Goal:
Find the lines containing the word "name" and copy every one of them.
-- START Provided information --
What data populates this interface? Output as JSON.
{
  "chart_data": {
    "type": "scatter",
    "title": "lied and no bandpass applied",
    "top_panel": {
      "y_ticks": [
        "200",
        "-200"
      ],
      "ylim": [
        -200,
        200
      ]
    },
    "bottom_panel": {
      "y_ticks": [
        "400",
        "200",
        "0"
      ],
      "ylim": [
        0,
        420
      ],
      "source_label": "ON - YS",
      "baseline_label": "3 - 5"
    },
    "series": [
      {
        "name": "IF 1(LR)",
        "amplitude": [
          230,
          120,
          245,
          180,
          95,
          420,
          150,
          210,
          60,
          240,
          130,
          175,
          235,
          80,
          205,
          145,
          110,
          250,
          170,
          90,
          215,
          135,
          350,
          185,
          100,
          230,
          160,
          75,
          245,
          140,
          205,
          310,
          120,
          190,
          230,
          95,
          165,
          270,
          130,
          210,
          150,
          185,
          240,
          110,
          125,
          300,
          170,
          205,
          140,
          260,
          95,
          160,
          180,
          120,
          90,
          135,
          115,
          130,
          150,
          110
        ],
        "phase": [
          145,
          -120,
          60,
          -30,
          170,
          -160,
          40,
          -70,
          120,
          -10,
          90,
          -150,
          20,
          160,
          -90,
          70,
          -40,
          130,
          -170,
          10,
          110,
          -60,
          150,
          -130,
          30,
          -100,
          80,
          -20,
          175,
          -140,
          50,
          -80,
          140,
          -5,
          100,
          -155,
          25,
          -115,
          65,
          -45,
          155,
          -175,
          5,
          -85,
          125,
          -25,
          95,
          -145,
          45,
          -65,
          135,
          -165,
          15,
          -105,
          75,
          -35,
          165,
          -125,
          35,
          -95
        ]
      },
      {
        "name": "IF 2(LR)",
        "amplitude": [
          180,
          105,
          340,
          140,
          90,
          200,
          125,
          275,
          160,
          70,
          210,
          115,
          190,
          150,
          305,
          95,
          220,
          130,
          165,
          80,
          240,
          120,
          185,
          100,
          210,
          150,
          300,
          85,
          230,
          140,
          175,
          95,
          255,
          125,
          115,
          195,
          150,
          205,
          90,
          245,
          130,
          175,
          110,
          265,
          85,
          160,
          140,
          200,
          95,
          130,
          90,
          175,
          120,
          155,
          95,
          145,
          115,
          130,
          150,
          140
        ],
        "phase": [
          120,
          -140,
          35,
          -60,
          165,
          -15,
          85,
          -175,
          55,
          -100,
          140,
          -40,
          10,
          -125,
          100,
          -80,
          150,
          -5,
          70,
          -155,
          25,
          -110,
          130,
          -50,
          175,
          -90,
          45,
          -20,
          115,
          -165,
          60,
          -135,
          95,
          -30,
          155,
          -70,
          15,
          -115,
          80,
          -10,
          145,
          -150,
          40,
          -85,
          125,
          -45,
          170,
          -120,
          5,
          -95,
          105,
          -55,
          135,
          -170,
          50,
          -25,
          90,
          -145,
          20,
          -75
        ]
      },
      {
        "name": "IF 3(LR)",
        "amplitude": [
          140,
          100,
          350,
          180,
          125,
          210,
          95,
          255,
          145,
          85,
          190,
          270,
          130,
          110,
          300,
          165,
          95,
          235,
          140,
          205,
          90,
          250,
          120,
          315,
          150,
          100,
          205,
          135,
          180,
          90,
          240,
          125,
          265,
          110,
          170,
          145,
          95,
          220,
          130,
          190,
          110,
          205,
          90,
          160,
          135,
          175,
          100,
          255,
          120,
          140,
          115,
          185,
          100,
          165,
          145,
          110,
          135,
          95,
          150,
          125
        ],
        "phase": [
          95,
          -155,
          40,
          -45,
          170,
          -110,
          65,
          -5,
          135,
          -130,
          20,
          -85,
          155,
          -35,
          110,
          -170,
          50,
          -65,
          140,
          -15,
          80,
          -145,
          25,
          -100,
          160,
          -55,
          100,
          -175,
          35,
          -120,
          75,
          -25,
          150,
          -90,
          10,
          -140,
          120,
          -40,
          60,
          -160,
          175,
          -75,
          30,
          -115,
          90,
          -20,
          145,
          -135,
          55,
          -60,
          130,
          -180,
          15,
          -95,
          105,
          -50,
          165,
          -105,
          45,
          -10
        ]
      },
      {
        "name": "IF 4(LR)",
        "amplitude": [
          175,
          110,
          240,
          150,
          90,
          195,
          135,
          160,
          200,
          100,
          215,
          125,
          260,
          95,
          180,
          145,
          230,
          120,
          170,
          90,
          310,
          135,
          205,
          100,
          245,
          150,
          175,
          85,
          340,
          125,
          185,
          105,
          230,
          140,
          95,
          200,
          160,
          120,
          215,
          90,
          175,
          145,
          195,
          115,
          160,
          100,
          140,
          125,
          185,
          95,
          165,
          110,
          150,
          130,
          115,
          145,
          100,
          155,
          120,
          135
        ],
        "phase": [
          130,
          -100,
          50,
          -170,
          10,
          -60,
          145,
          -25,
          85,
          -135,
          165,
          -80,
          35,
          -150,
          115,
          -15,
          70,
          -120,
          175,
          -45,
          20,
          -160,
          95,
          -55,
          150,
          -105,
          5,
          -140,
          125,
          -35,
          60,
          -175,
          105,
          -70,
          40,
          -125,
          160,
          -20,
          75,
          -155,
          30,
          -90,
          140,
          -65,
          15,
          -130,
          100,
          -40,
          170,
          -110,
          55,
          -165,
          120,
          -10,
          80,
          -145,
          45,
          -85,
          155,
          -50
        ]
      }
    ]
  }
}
-- END Provided information --
Final result:
        "name": "IF 1(LR)",
        "name": "IF 2(LR)",
        "name": "IF 3(LR)",
        "name": "IF 4(LR)",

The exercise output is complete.